WHAT YOU NEED TO DO:
An exact copy of every record is needed.

MATERIAL TO PROCESS:
###

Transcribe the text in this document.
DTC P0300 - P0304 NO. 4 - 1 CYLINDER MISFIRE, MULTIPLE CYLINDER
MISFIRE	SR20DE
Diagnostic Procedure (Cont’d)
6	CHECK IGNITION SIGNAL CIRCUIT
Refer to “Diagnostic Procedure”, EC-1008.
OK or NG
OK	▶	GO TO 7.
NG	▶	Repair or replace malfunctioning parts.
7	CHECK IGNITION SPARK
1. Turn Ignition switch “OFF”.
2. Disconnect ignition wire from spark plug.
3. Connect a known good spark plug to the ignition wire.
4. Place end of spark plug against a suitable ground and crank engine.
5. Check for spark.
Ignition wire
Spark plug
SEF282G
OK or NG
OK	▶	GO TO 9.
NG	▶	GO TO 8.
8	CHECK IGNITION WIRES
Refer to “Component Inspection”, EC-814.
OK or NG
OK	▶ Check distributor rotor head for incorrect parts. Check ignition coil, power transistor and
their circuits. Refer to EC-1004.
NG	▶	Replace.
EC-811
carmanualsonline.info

###

CORRECT ANSWER:
Transcribe the text in this document.
DTC P0300 - P0304 NO. 4 - 1 CYLINDER MISFIRE, MULTIPLE CYLINDER
MISFIRE	SR20DE
Diagnostic Procedure (Cont’d)
6	CHECK IGNITION SIGNAL CIRCUIT
Refer to “Diagnostic Procedure”, EC-1008.
OK or NG
OK	▶	GO TO 7.
NG	▶	Repair or replace malfunctioning parts.
7	CHECK IGNITION SPARK
1. Turn Ignition switch “OFF”.
2. Disconnect ignition wire from spark plug.
3. Connect a known good spark plug to the ignition wire.
4. Place end of spark plug against a suitable ground and crank engine.
5. Check for spark.
Ignition wire
Spark plug
SEF282G
OK or NG
OK	▶	GO TO 9.
NG	▶	GO TO 8.
8	CHECK IGNITION WIRES
Refer to “Component Inspection”, EC-814.
OK or NG
OK	▶ Check distributor rotor head for incorrect parts. Check ignition coil, power transistor and
their circuits. Refer to EC-1004.
NG	▶	Replace.
EC-811
carmanualsonline.info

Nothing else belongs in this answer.